What needs to be done
Your task is to copy every line of the records below that contains "JSON".

Stored data entries:
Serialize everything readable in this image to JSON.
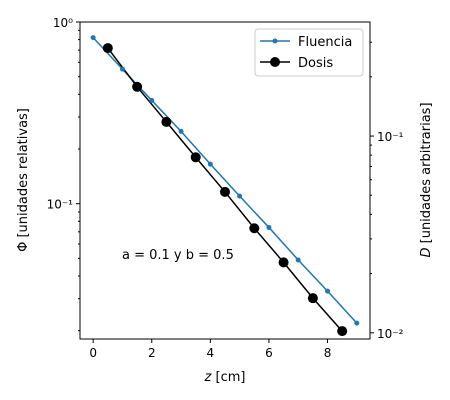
{
  "chart_data": {
    "type": "line",
    "xlabel_var": "z",
    "xlabel_unit": " [cm]",
    "ylabel_left": "Φ [unidades relativas]",
    "ylabel_right_var": "D",
    "ylabel_right_unit": " [unidades arbitrarias]",
    "annotation": "a = 0.1 y b = 0.5",
    "xlim": [
      -0.45,
      9.45
    ],
    "ylim_left": [
      0.018,
      1.0
    ],
    "ylim_right": [
      0.0093,
      0.38
    ],
    "yscale_left": "log",
    "yscale_right": "log",
    "x_ticks": [
      {
        "value": 0,
        "label": "0"
      },
      {
        "value": 2,
        "label": "2"
      },
      {
        "value": 4,
        "label": "4"
      },
      {
        "value": 6,
        "label": "6"
      },
      {
        "value": 8,
        "label": "8"
      }
    ],
    "y_left_ticks": [
      {
        "value": 1.0,
        "label": "10⁰"
      },
      {
        "value": 0.1,
        "label": "10⁻¹"
      }
    ],
    "y_right_ticks": [
      {
        "value": 0.1,
        "label": "10⁻¹"
      },
      {
        "value": 0.01,
        "label": "10⁻²"
      }
    ],
    "legend": {
      "position": "top-right",
      "entries": [
        "Fluencia",
        "Dosis"
      ]
    },
    "series": [
      {
        "name": "Fluencia",
        "axis": "left",
        "color": "#1f77b4",
        "marker": "small-dot",
        "x": [
          0,
          1,
          2,
          3,
          4,
          5,
          6,
          7,
          8,
          9
        ],
        "y": [
          0.82,
          0.55,
          0.37,
          0.25,
          0.165,
          0.11,
          0.074,
          0.049,
          0.033,
          0.022
        ]
      },
      {
        "name": "Dosis",
        "axis": "right",
        "color": "#000000",
        "marker": "large-dot",
        "x": [
          0.5,
          1.5,
          2.5,
          3.5,
          4.5,
          5.5,
          6.5,
          7.5,
          8.5
        ],
        "y": [
          0.28,
          0.178,
          0.118,
          0.078,
          0.052,
          0.034,
          0.0228,
          0.015,
          0.0102
        ]
      }
    ]
  }
}
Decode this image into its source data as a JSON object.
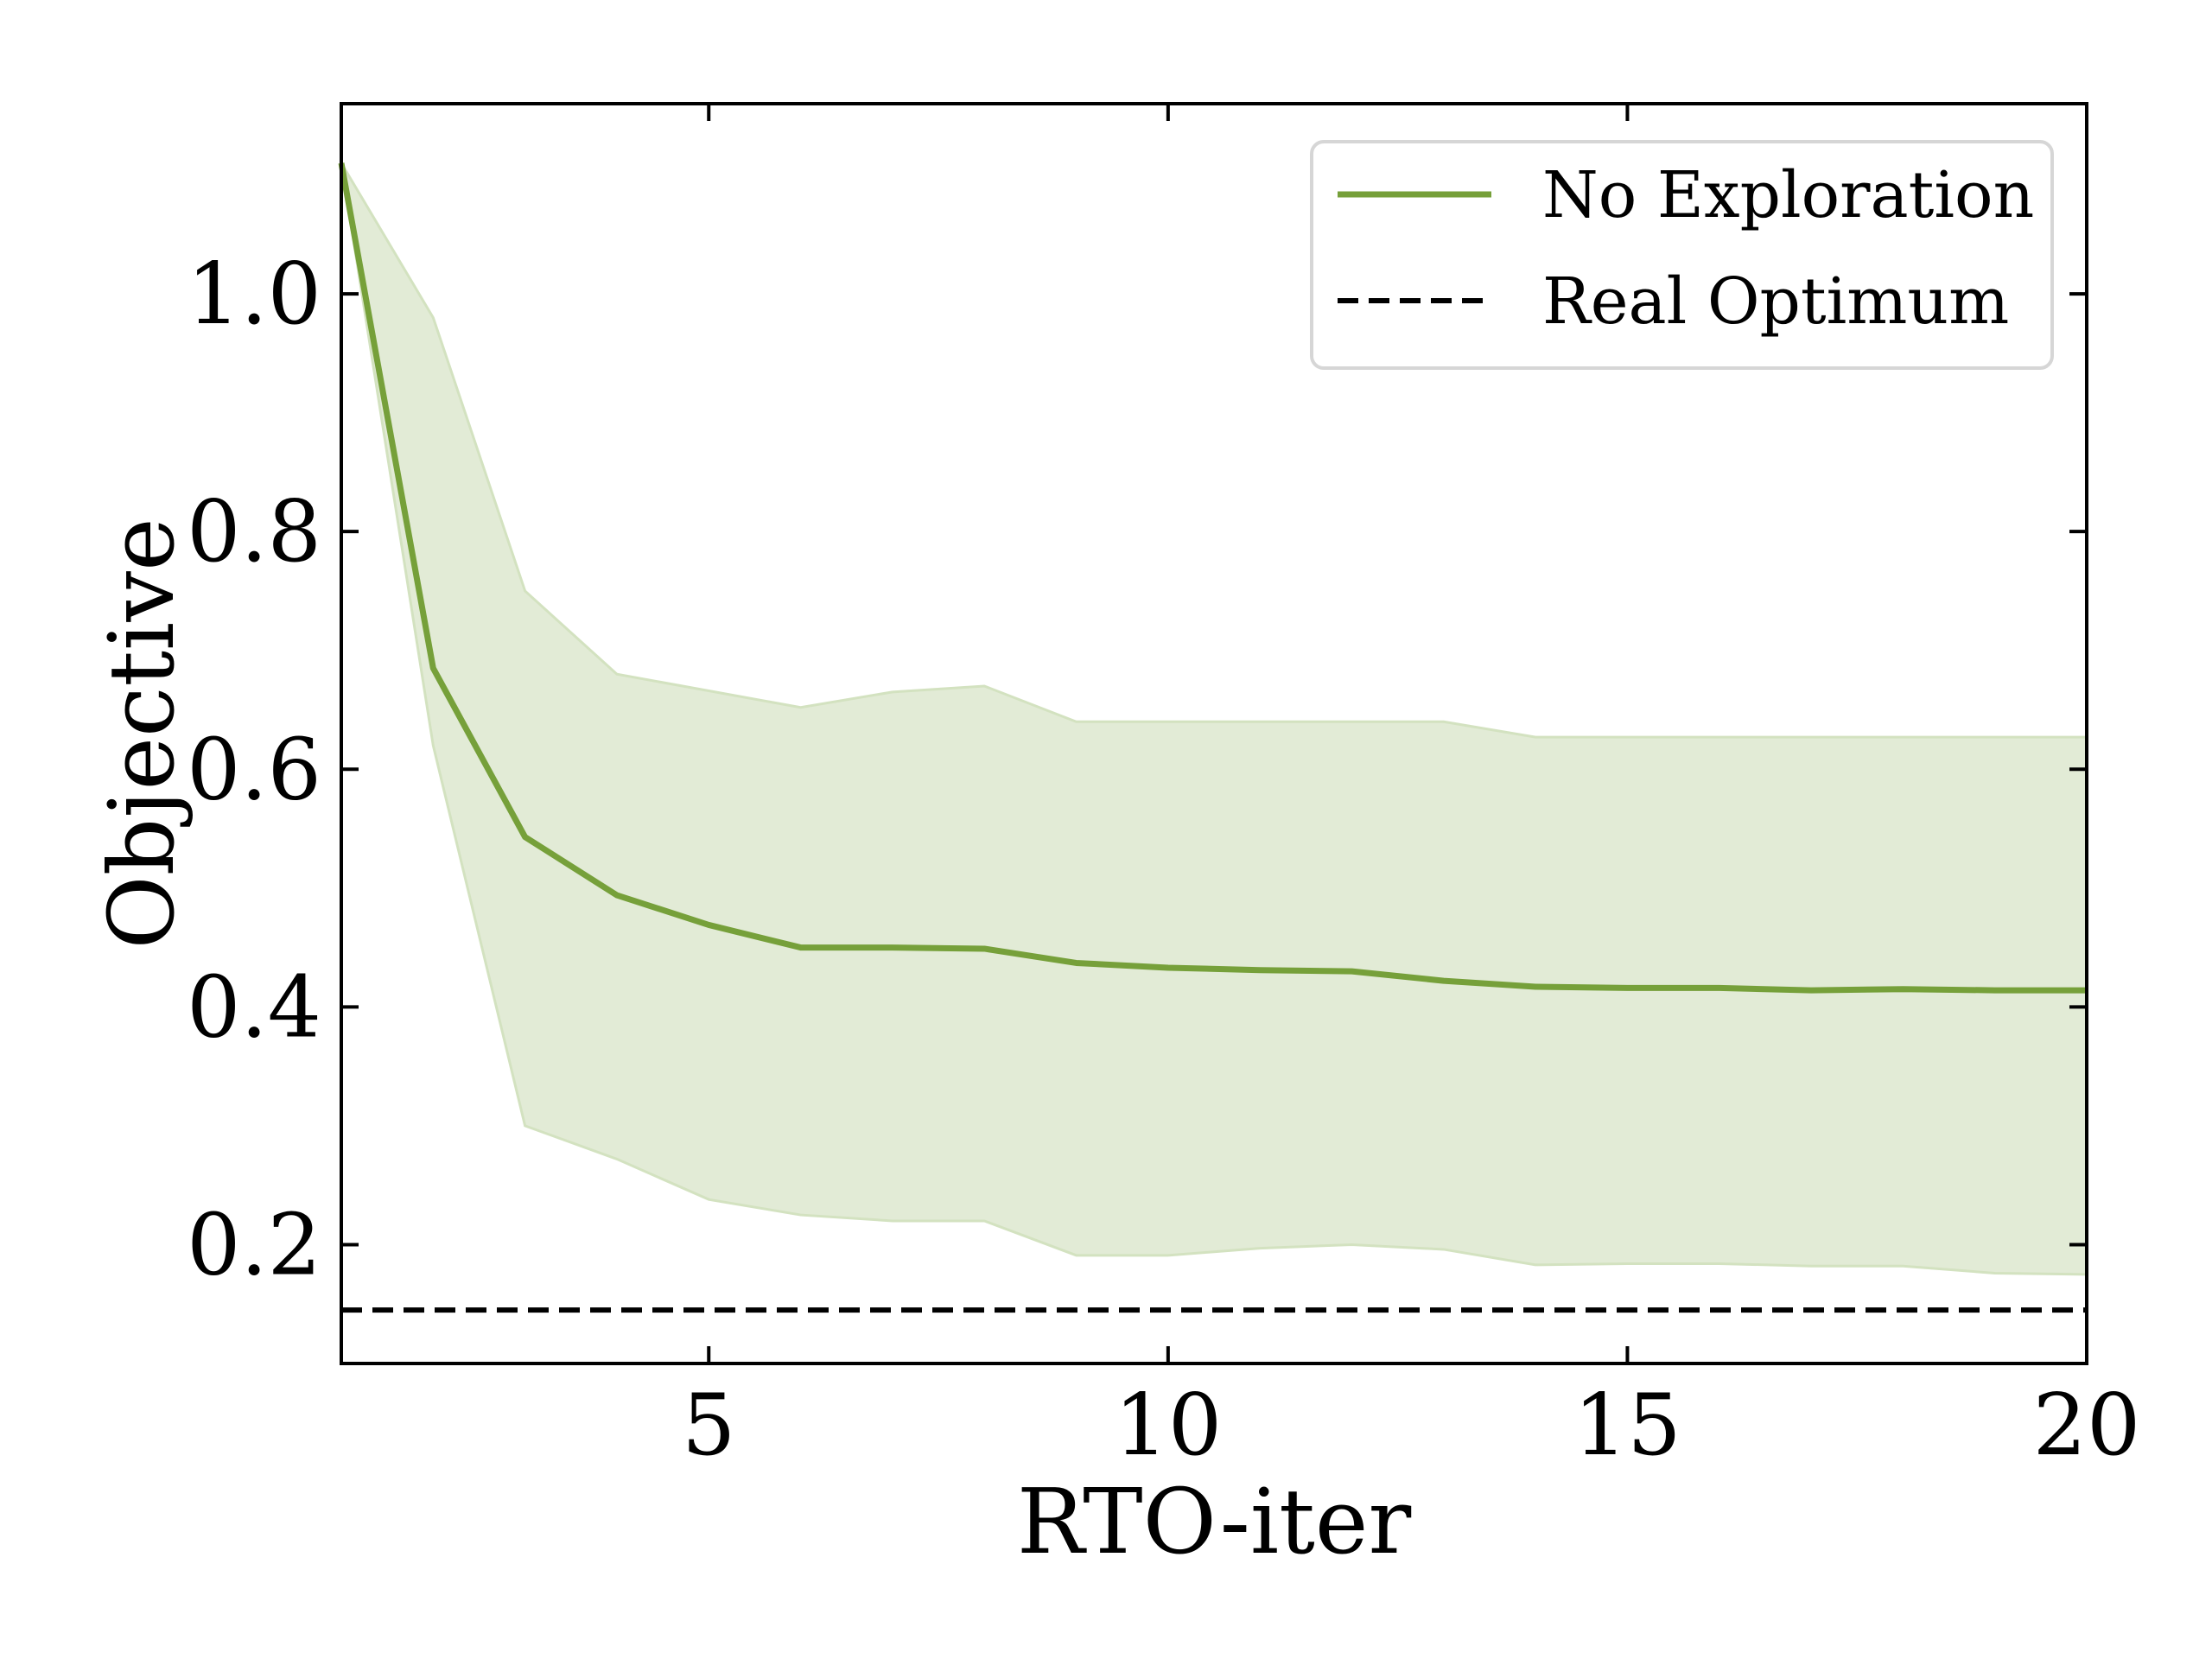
{
  "chart_data": {
    "type": "line",
    "xlabel": "RTO-iter",
    "ylabel": "Objective",
    "xlim": [
      1,
      20
    ],
    "ylim": [
      0.1,
      1.16
    ],
    "xticks": [
      5,
      10,
      15,
      20
    ],
    "xtick_labels": [
      "5",
      "10",
      "15",
      "20"
    ],
    "yticks": [
      0.2,
      0.4,
      0.6,
      0.8,
      1.0
    ],
    "ytick_labels": [
      "0.2",
      "0.4",
      "0.6",
      "0.8",
      "1.0"
    ],
    "grid": false,
    "legend_position": "top-right",
    "series": [
      {
        "name": "No Exploration",
        "style": "solid",
        "color": "#76a03a",
        "x": [
          1,
          2,
          3,
          4,
          5,
          6,
          7,
          8,
          9,
          10,
          11,
          12,
          13,
          14,
          15,
          16,
          17,
          18,
          19,
          20
        ],
        "values": [
          1.11,
          0.685,
          0.543,
          0.494,
          0.469,
          0.45,
          0.45,
          0.449,
          0.437,
          0.433,
          0.431,
          0.43,
          0.422,
          0.417,
          0.416,
          0.416,
          0.414,
          0.415,
          0.414,
          0.414
        ],
        "band_upper": [
          1.11,
          0.98,
          0.75,
          0.68,
          0.666,
          0.652,
          0.665,
          0.67,
          0.64,
          0.64,
          0.64,
          0.64,
          0.64,
          0.627,
          0.627,
          0.627,
          0.627,
          0.627,
          0.627,
          0.627
        ],
        "band_lower": [
          1.11,
          0.62,
          0.3,
          0.272,
          0.238,
          0.225,
          0.22,
          0.22,
          0.191,
          0.191,
          0.197,
          0.2,
          0.196,
          0.183,
          0.184,
          0.184,
          0.182,
          0.182,
          0.176,
          0.175
        ],
        "band_color": "#e2ebd6"
      },
      {
        "name": "Real Optimum",
        "style": "dashed",
        "color": "#000000",
        "x": [
          1,
          20
        ],
        "values": [
          0.145,
          0.145
        ]
      }
    ]
  }
}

Solution to this problem
Serialize everything readable in this image to JSON.
Decode this image into its source data as a JSON object.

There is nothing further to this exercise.